- Material to process -
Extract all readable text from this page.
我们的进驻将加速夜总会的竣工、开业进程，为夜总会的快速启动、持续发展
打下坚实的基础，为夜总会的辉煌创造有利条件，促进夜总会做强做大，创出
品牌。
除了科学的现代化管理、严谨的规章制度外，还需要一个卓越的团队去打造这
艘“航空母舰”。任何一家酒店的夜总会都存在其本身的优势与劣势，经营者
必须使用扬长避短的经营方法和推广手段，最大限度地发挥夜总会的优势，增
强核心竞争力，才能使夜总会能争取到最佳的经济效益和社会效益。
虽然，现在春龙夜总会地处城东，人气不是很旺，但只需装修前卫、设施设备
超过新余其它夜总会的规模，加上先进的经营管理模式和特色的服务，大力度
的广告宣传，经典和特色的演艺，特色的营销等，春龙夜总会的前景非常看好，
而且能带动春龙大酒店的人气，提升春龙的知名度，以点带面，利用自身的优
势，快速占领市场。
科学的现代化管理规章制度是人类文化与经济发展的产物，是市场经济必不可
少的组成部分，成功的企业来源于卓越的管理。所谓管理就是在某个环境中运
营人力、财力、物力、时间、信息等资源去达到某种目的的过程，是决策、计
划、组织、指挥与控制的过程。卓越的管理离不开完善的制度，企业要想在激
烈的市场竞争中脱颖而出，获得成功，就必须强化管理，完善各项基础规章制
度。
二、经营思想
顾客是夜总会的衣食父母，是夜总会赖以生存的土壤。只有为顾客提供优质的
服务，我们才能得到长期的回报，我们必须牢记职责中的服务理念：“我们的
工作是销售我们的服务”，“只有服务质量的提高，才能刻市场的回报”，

- Stated task -
Would you write down every record again, exactly?

- Full output -
Extract all readable text from this page.
我们的进驻将加速夜总会的竣工、开业进程，为夜总会的快速启动、持续发展
打下坚实的基础，为夜总会的辉煌创造有利条件，促进夜总会做强做大，创出
品牌。
除了科学的现代化管理、严谨的规章制度外，还需要一个卓越的团队去打造这
艘“航空母舰”。任何一家酒店的夜总会都存在其本身的优势与劣势，经营者
必须使用扬长避短的经营方法和推广手段，最大限度地发挥夜总会的优势，增
强核心竞争力，才能使夜总会能争取到最佳的经济效益和社会效益。
虽然，现在春龙夜总会地处城东，人气不是很旺，但只需装修前卫、设施设备
超过新余其它夜总会的规模，加上先进的经营管理模式和特色的服务，大力度
的广告宣传，经典和特色的演艺，特色的营销等，春龙夜总会的前景非常看好，
而且能带动春龙大酒店的人气，提升春龙的知名度，以点带面，利用自身的优
势，快速占领市场。
科学的现代化管理规章制度是人类文化与经济发展的产物，是市场经济必不可
少的组成部分，成功的企业来源于卓越的管理。所谓管理就是在某个环境中运
营人力、财力、物力、时间、信息等资源去达到某种目的的过程，是决策、计
划、组织、指挥与控制的过程。卓越的管理离不开完善的制度，企业要想在激
烈的市场竞争中脱颖而出，获得成功，就必须强化管理，完善各项基础规章制
度。
二、经营思想
顾客是夜总会的衣食父母，是夜总会赖以生存的土壤。只有为顾客提供优质的
服务，我们才能得到长期的回报，我们必须牢记职责中的服务理念：“我们的
工作是销售我们的服务”，“只有服务质量的提高，才能刻市场的回报”，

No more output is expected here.